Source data

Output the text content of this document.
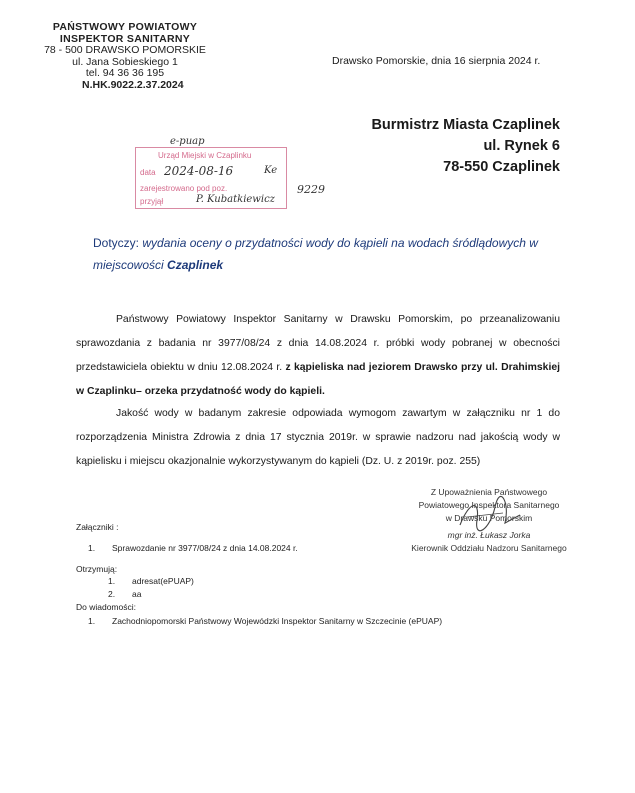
PAŃSTWOWY POWIATOWY
INSPEKTOR SANITARNY
78 - 500 DRAWSKO POMORSKIE
ul. Jana Sobieskiego 1
tel. 94 36 36 195
N.HK.9022.2.37.2024
Drawsko Pomorskie, dnia 16 sierpnia 2024 r.
Burmistrz Miasta Czaplinek
ul. Rynek 6
78-550 Czaplinek
e-puap
Urząd Miejski w Czaplinku
data 2024-08-16	Ke
zarejestrowano pod poz.
przyjął	P. Kubatkiewicz
9229
Dotyczy: wydania oceny o przydatności wody do kąpieli na wodach śródlądowych w miejscowości Czaplinek
Państwowy Powiatowy Inspektor Sanitarny w Drawsku Pomorskim, po przeanalizowaniu sprawozdania z badania nr 3977/08/24 z dnia 14.08.2024 r. próbki wody pobranej w obecności przedstawiciela obiektu w dniu 12.08.2024 r. z kąpieliska nad jeziorem Drawsko przy ul. Drahimskiej w Czaplinku– orzeka przydatność wody do kąpieli.
Jakość wody w badanym zakresie odpowiada wymogom zawartym w załączniku nr 1 do rozporządzenia Ministra Zdrowia z dnia 17 stycznia 2019r. w sprawie nadzoru nad jakością wody w kąpielisku i miejscu okazjonalnie wykorzystywanym do kąpieli (Dz. U. z 2019r. poz. 255)
Z Upoważnienia Państwowego
Powiatowego Inspektora Sanitarnego
w Drawsku Pomorskim
mgr inż. Łukasz Jorka
Kierownik Oddziału Nadzoru Sanitarnego
Załączniki :
1. Sprawozdanie nr 3977/08/24 z dnia 14.08.2024 r.
Otrzymują:
1. adresat(ePUAP)
2. aa
Do wiadomości:
1. Zachodniopomorski Państwowy Wojewódzki Inspektor Sanitarny w Szczecinie (ePUAP)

● **DESCRIPTION OF THE TASK**
Output the data above without changes, apart from leaving out the pictures.

● **TASK RESPONSE**
Output the text content of this document.
PAŃSTWOWY POWIATOWY
INSPEKTOR SANITARNY
78 - 500 DRAWSKO POMORSKIE
ul. Jana Sobieskiego 1
tel. 94 36 36 195
N.HK.9022.2.37.2024
Drawsko Pomorskie, dnia 16 sierpnia 2024 r.
Burmistrz Miasta Czaplinek
ul. Rynek 6
78-550 Czaplinek
e-puap
Urząd Miejski w Czaplinku
data 2024-08-16	Ke
zarejestrowano pod poz.
przyjął	P. Kubatkiewicz
9229
Dotyczy: wydania oceny o przydatności wody do kąpieli na wodach śródlądowych w miejscowości Czaplinek
Państwowy Powiatowy Inspektor Sanitarny w Drawsku Pomorskim, po przeanalizowaniu sprawozdania z badania nr 3977/08/24 z dnia 14.08.2024 r. próbki wody pobranej w obecności przedstawiciela obiektu w dniu 12.08.2024 r. z kąpieliska nad jeziorem Drawsko przy ul. Drahimskiej w Czaplinku– orzeka przydatność wody do kąpieli.
Jakość wody w badanym zakresie odpowiada wymogom zawartym w załączniku nr 1 do rozporządzenia Ministra Zdrowia z dnia 17 stycznia 2019r. w sprawie nadzoru nad jakością wody w kąpielisku i miejscu okazjonalnie wykorzystywanym do kąpieli (Dz. U. z 2019r. poz. 255)
Z Upoważnienia Państwowego
Powiatowego Inspektora Sanitarnego
w Drawsku Pomorskim
mgr inż. Łukasz Jorka
Kierownik Oddziału Nadzoru Sanitarnego
Załączniki :
1. Sprawozdanie nr 3977/08/24 z dnia 14.08.2024 r.
Otrzymują:
1. adresat(ePUAP)
2. aa
Do wiadomości:
1. Zachodniopomorski Państwowy Wojewódzki Inspektor Sanitarny w Szczecinie (ePUAP)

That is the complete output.